— Data supplied —

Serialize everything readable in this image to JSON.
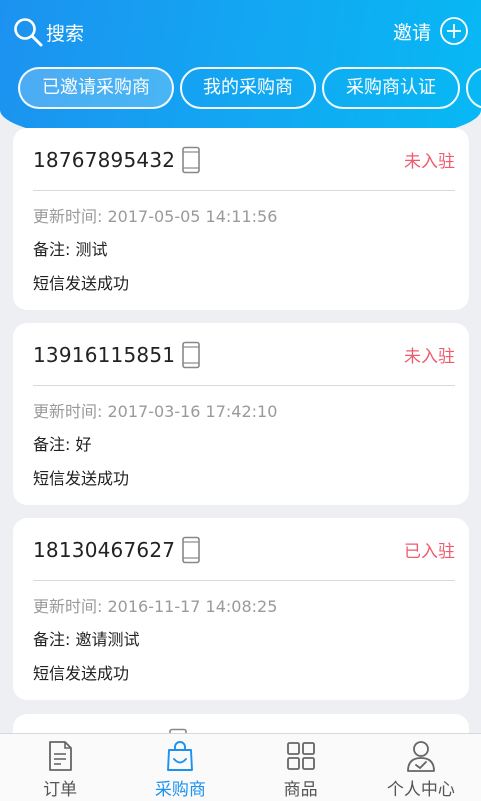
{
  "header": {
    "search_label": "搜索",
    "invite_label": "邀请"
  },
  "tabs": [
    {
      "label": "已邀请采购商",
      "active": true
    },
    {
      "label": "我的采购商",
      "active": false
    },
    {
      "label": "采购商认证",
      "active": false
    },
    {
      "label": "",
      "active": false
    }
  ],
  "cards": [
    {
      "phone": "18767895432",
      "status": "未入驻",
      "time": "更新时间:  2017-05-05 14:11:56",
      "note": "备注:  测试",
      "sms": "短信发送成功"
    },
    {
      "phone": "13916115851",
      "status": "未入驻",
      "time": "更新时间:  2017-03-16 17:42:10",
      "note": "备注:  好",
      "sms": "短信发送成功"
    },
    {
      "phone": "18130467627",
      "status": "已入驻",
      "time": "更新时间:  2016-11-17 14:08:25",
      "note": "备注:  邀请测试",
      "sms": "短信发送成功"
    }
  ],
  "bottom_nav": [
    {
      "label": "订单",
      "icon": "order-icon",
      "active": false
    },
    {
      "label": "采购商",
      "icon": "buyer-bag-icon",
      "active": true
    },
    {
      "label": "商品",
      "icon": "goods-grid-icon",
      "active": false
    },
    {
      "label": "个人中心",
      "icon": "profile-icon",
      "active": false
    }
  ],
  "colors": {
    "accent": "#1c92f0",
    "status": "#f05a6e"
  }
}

==

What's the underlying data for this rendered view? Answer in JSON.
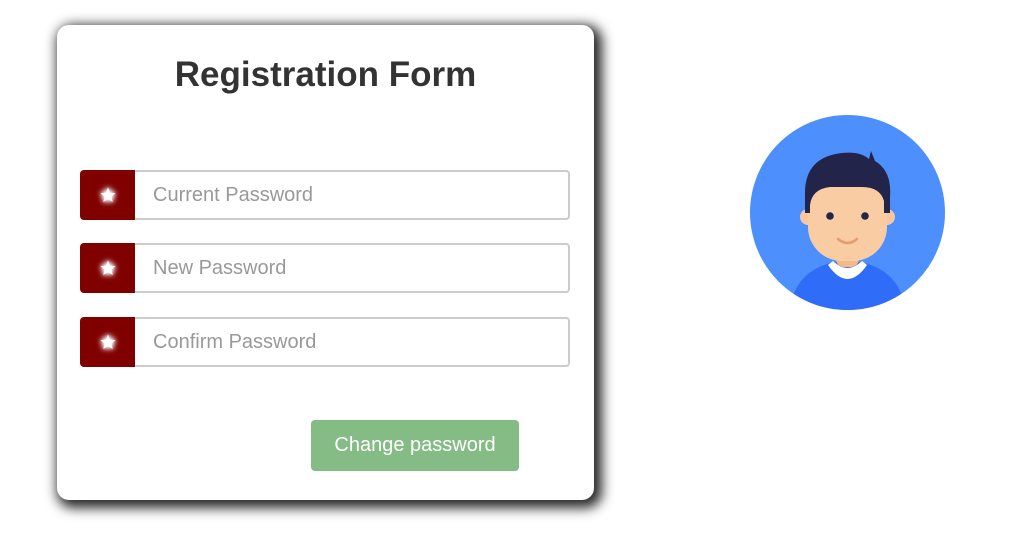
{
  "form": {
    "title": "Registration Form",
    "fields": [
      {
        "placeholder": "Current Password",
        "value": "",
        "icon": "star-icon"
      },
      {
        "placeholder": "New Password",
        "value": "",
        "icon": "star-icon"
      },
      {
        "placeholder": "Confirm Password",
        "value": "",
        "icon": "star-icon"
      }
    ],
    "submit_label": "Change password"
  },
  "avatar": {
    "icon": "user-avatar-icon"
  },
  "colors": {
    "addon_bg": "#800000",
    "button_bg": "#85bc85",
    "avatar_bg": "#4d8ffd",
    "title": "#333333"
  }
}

---

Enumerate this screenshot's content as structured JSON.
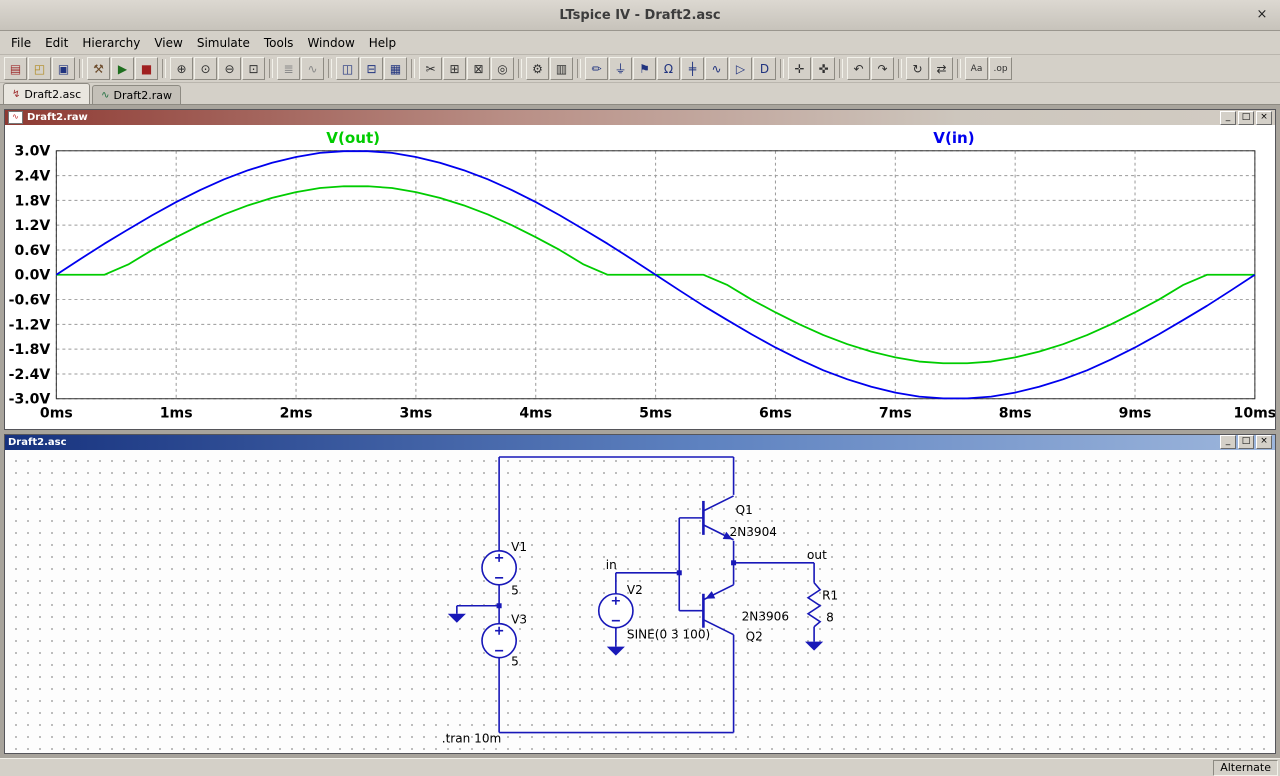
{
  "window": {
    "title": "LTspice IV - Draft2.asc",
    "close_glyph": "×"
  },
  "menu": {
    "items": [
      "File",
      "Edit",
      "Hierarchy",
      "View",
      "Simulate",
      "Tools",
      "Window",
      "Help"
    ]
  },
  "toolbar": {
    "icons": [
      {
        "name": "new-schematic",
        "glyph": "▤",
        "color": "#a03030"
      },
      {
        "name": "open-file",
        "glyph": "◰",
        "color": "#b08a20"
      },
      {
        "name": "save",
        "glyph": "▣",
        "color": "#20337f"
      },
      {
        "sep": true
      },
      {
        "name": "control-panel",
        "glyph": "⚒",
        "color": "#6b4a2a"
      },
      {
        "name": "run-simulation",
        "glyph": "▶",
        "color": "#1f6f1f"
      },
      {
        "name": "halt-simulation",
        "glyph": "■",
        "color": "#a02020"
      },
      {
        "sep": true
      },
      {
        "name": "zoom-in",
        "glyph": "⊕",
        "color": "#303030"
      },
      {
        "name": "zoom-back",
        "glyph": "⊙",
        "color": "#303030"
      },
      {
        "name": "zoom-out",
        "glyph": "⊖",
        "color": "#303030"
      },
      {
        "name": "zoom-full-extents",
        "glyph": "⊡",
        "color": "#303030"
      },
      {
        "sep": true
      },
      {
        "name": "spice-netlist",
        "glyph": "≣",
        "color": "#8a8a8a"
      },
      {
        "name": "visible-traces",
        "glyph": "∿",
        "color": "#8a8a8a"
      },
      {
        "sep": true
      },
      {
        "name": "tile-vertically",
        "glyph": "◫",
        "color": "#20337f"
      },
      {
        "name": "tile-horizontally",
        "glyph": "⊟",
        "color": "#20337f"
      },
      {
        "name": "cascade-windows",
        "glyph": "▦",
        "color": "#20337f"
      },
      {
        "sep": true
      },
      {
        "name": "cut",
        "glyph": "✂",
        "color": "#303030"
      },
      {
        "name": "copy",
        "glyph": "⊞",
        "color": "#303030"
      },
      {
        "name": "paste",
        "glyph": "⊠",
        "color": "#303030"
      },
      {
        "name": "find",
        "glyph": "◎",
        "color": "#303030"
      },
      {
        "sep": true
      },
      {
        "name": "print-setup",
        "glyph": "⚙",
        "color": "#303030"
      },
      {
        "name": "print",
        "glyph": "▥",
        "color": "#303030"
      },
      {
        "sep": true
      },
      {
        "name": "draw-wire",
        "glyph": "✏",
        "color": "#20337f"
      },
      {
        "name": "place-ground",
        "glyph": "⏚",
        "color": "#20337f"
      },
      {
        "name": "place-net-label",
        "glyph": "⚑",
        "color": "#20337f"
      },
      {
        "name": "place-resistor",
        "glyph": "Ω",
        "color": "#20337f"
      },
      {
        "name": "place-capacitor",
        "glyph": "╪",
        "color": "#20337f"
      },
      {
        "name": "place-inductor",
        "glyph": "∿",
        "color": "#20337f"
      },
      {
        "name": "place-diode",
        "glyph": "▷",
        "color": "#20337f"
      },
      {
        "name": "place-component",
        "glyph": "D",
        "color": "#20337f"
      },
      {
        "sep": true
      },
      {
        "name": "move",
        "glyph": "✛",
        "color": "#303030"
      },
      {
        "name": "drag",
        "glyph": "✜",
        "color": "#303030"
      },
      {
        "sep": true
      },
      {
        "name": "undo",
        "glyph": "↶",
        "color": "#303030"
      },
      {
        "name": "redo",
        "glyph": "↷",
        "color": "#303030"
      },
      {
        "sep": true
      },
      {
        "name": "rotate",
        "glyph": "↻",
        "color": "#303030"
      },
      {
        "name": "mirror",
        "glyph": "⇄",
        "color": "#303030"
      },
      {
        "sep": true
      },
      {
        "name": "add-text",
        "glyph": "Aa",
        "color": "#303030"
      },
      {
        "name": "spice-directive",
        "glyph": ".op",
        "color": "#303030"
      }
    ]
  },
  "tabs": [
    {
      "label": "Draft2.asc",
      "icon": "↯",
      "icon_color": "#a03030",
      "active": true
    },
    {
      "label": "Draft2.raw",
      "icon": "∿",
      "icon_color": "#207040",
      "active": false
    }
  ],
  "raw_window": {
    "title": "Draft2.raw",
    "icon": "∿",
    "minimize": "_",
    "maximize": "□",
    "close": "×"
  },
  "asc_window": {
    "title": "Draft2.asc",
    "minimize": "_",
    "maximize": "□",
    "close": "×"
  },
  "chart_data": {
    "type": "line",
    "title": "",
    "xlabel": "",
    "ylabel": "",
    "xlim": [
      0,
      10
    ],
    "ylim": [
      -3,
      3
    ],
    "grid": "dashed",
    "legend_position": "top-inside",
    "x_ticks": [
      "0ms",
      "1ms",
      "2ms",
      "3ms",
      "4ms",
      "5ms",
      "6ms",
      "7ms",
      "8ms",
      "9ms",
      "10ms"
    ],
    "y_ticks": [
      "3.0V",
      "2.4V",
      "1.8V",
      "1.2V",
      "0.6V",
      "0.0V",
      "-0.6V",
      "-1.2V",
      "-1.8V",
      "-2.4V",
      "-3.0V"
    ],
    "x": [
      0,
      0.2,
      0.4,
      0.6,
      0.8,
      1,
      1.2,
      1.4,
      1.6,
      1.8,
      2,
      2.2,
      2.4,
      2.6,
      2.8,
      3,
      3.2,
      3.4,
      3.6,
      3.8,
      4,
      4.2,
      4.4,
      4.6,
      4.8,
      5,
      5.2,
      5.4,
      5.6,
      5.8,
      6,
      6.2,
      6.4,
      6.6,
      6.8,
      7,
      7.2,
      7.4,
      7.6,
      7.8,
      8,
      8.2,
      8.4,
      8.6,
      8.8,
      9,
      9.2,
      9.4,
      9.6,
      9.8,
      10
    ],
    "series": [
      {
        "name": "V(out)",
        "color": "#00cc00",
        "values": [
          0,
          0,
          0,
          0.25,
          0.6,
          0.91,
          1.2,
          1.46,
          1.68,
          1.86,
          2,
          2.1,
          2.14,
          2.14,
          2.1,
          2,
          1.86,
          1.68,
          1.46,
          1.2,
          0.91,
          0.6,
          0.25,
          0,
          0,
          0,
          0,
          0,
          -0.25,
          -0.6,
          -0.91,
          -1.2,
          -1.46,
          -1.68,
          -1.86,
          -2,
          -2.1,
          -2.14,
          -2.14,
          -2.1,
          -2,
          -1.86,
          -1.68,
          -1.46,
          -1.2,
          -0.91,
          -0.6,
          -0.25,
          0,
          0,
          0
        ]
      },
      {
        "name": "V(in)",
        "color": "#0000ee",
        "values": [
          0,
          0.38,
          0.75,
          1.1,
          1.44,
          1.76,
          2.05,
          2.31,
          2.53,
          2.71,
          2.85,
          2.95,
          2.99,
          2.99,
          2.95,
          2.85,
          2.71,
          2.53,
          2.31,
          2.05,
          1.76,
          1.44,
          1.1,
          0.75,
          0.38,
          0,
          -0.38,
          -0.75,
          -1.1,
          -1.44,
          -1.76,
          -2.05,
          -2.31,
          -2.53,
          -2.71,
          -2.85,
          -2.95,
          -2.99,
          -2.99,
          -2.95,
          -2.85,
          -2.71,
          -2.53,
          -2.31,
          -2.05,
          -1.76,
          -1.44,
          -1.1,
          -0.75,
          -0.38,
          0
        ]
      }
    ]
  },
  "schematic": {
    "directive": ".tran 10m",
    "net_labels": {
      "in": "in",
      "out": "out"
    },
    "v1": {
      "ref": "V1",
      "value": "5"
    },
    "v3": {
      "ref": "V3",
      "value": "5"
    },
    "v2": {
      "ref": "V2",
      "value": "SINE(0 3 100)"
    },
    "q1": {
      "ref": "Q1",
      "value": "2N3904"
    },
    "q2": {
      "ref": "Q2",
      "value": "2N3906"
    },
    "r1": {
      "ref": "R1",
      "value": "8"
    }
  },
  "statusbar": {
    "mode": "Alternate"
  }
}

— Task to complete —
List every line above containing the word "更新时间".

— Full output —
      "time": "更新时间:  2017-05-05 14:11:56",
      "time": "更新时间:  2017-03-16 17:42:10",
      "time": "更新时间:  2016-11-17 14:08:25",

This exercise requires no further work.